• [What is needed]
Copy out all lines where "JSON" appears.

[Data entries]
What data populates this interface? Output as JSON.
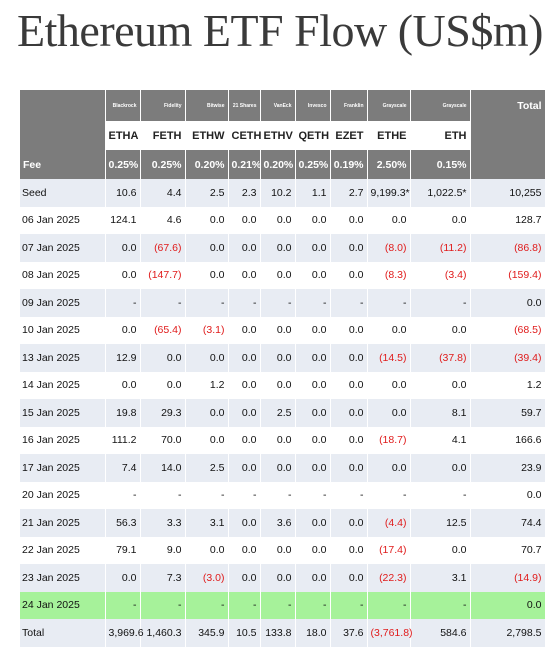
{
  "header": {
    "title": "Ethereum ETF Flow (US$m)"
  },
  "table": {
    "issuers": [
      "Blackrock",
      "Fidelity",
      "Bitwise",
      "21 Shares",
      "VanEck",
      "Invesco",
      "Franklin",
      "Grayscale",
      "Grayscale"
    ],
    "total_header": "Total",
    "tickers": [
      "ETHA",
      "FETH",
      "ETHW",
      "CETH",
      "ETHV",
      "QETH",
      "EZET",
      "ETHE",
      "ETH"
    ],
    "fee_label": "Fee",
    "fees": [
      "0.25%",
      "0.25%",
      "0.20%",
      "0.21%",
      "0.20%",
      "0.25%",
      "0.19%",
      "2.50%",
      "0.15%"
    ],
    "rows": [
      [
        "Seed",
        "10.6",
        "4.4",
        "2.5",
        "2.3",
        "10.2",
        "1.1",
        "2.7",
        "9,199.3*",
        "1,022.5*",
        "10,255"
      ],
      [
        "06 Jan 2025",
        "124.1",
        "4.6",
        "0.0",
        "0.0",
        "0.0",
        "0.0",
        "0.0",
        "0.0",
        "0.0",
        "128.7"
      ],
      [
        "07 Jan 2025",
        "0.0",
        "(67.6)",
        "0.0",
        "0.0",
        "0.0",
        "0.0",
        "0.0",
        "(8.0)",
        "(11.2)",
        "(86.8)"
      ],
      [
        "08 Jan 2025",
        "0.0",
        "(147.7)",
        "0.0",
        "0.0",
        "0.0",
        "0.0",
        "0.0",
        "(8.3)",
        "(3.4)",
        "(159.4)"
      ],
      [
        "09 Jan 2025",
        "-",
        "-",
        "-",
        "-",
        "-",
        "-",
        "-",
        "-",
        "-",
        "0.0"
      ],
      [
        "10 Jan 2025",
        "0.0",
        "(65.4)",
        "(3.1)",
        "0.0",
        "0.0",
        "0.0",
        "0.0",
        "0.0",
        "0.0",
        "(68.5)"
      ],
      [
        "13 Jan 2025",
        "12.9",
        "0.0",
        "0.0",
        "0.0",
        "0.0",
        "0.0",
        "0.0",
        "(14.5)",
        "(37.8)",
        "(39.4)"
      ],
      [
        "14 Jan 2025",
        "0.0",
        "0.0",
        "1.2",
        "0.0",
        "0.0",
        "0.0",
        "0.0",
        "0.0",
        "0.0",
        "1.2"
      ],
      [
        "15 Jan 2025",
        "19.8",
        "29.3",
        "0.0",
        "0.0",
        "2.5",
        "0.0",
        "0.0",
        "0.0",
        "8.1",
        "59.7"
      ],
      [
        "16 Jan 2025",
        "111.2",
        "70.0",
        "0.0",
        "0.0",
        "0.0",
        "0.0",
        "0.0",
        "(18.7)",
        "4.1",
        "166.6"
      ],
      [
        "17 Jan 2025",
        "7.4",
        "14.0",
        "2.5",
        "0.0",
        "0.0",
        "0.0",
        "0.0",
        "0.0",
        "0.0",
        "23.9"
      ],
      [
        "20 Jan 2025",
        "-",
        "-",
        "-",
        "-",
        "-",
        "-",
        "-",
        "-",
        "-",
        "0.0"
      ],
      [
        "21 Jan 2025",
        "56.3",
        "3.3",
        "3.1",
        "0.0",
        "3.6",
        "0.0",
        "0.0",
        "(4.4)",
        "12.5",
        "74.4"
      ],
      [
        "22 Jan 2025",
        "79.1",
        "9.0",
        "0.0",
        "0.0",
        "0.0",
        "0.0",
        "0.0",
        "(17.4)",
        "0.0",
        "70.7"
      ],
      [
        "23 Jan 2025",
        "0.0",
        "7.3",
        "(3.0)",
        "0.0",
        "0.0",
        "0.0",
        "0.0",
        "(22.3)",
        "3.1",
        "(14.9)"
      ],
      [
        "24 Jan 2025",
        "-",
        "-",
        "-",
        "-",
        "-",
        "-",
        "-",
        "-",
        "-",
        "0.0"
      ],
      [
        "Total",
        "3,969.6",
        "1,460.3",
        "345.9",
        "10.5",
        "133.8",
        "18.0",
        "37.6",
        "(3,761.8)",
        "584.6",
        "2,798.5"
      ]
    ]
  }
}
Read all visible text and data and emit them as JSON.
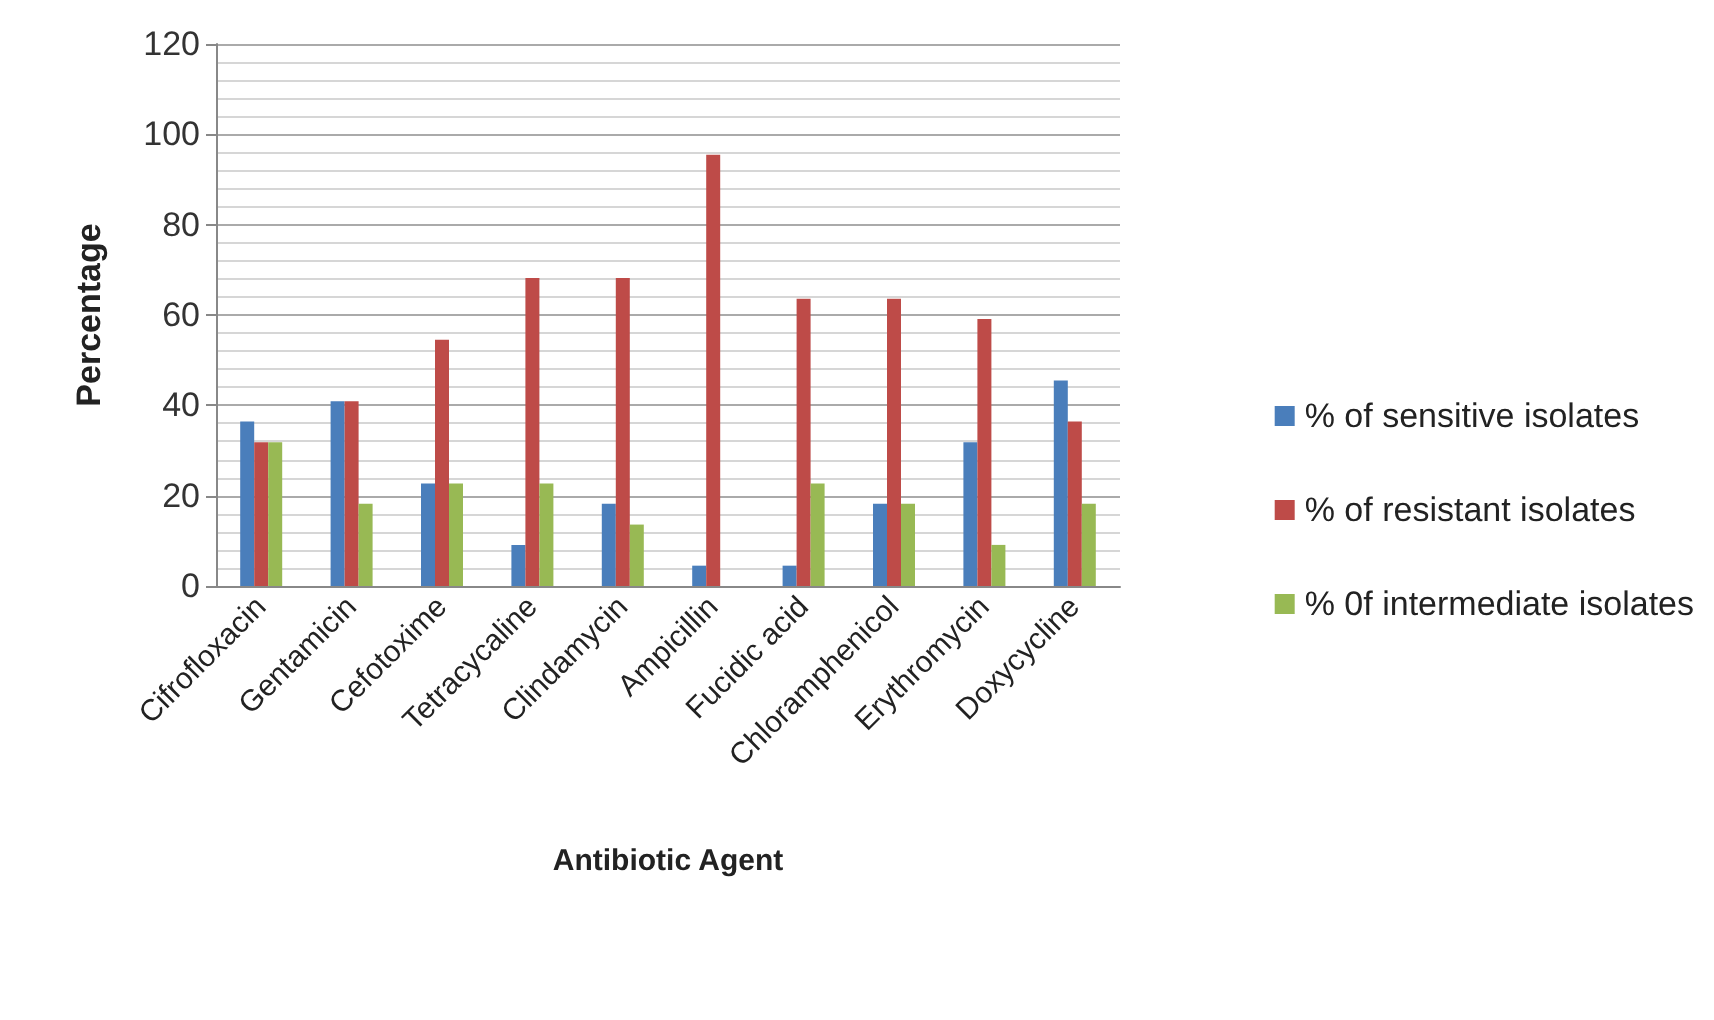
{
  "chart_data": {
    "type": "bar",
    "xlabel": "Antibiotic Agent",
    "ylabel": "Percentage",
    "categories": [
      "Cifrofloxacin",
      "Gentamicin",
      "Cefotoxime",
      "Tetracycaline",
      "Clindamycin",
      "Ampicillin",
      "Fucidic acid",
      "Chloramphenicol",
      "Erythromycin",
      "Doxycycline"
    ],
    "series": [
      {
        "name": "% of sensitive isolates",
        "color": "#4a7ebb",
        "values": [
          36.4,
          40.9,
          22.7,
          9.1,
          18.2,
          4.5,
          4.5,
          18.2,
          31.8,
          45.5
        ]
      },
      {
        "name": "% of resistant isolates",
        "color": "#be4b48",
        "values": [
          31.8,
          40.9,
          54.5,
          68.2,
          68.2,
          95.5,
          63.6,
          63.6,
          59.1,
          36.4
        ]
      },
      {
        "name": "% 0f intermediate isolates",
        "color": "#98b954",
        "values": [
          31.8,
          18.2,
          22.7,
          22.7,
          13.6,
          0,
          22.7,
          18.2,
          9.1,
          18.2
        ]
      }
    ],
    "ylim": [
      0,
      120
    ],
    "yticks": [
      0,
      20,
      40,
      60,
      80,
      100,
      120
    ],
    "grid": "y",
    "legend": "right"
  }
}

• [Response to this task]
What data populates this interface? Output as JSON.
Read all visible text and data and emit them as JSON.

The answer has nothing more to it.